DIRECTION:
Reproduce every line of the records below word for word, with nothing changed.

DATA:
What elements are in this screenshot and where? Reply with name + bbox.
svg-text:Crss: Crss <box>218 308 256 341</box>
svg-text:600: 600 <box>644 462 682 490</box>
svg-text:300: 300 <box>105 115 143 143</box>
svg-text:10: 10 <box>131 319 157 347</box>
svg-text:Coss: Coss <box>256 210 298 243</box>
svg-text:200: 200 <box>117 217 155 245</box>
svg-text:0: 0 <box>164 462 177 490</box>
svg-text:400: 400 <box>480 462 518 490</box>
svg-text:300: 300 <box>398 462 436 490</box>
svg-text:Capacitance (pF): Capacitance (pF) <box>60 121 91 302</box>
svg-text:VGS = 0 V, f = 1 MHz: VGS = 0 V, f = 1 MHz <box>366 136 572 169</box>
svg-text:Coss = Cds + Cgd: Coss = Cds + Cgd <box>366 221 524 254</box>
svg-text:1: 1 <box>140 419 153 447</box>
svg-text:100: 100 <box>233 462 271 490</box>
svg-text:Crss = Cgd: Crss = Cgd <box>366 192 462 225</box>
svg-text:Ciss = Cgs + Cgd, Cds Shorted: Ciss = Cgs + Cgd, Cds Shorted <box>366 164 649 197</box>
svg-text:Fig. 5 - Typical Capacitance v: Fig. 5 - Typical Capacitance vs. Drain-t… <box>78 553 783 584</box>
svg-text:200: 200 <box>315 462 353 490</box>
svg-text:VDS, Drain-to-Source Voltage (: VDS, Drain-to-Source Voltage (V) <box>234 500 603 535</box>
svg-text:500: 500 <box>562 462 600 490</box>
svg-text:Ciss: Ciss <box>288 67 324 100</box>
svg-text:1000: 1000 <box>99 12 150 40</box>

SOLVED EXERCISE:
What elements are in this screenshot and where? Reply with name + bbox.
svg-text:Crss: Crss <box>218 308 256 341</box>
svg-text:600: 600 <box>644 462 682 490</box>
svg-text:300: 300 <box>105 115 143 143</box>
svg-text:10: 10 <box>131 319 157 347</box>
svg-text:Coss: Coss <box>256 210 298 243</box>
svg-text:200: 200 <box>117 217 155 245</box>
svg-text:0: 0 <box>164 462 177 490</box>
svg-text:400: 400 <box>480 462 518 490</box>
svg-text:300: 300 <box>398 462 436 490</box>
svg-text:Capacitance (pF): Capacitance (pF) <box>60 121 91 302</box>
svg-text:VGS = 0 V, f = 1 MHz: VGS = 0 V, f = 1 MHz <box>366 136 572 169</box>
svg-text:Coss = Cds + Cgd: Coss = Cds + Cgd <box>366 221 524 254</box>
svg-text:1: 1 <box>140 419 153 447</box>
svg-text:100: 100 <box>233 462 271 490</box>
svg-text:Crss = Cgd: Crss = Cgd <box>366 192 462 225</box>
svg-text:Ciss = Cgs + Cgd, Cds Shorted: Ciss = Cgs + Cgd, Cds Shorted <box>366 164 649 197</box>
svg-text:Fig. 5 - Typical Capacitance v: Fig. 5 - Typical Capacitance vs. Drain-t… <box>78 553 783 584</box>
svg-text:200: 200 <box>315 462 353 490</box>
svg-text:VDS, Drain-to-Source Voltage (: VDS, Drain-to-Source Voltage (V) <box>234 500 603 535</box>
svg-text:500: 500 <box>562 462 600 490</box>
svg-text:Ciss: Ciss <box>288 67 324 100</box>
svg-text:1000: 1000 <box>99 12 150 40</box>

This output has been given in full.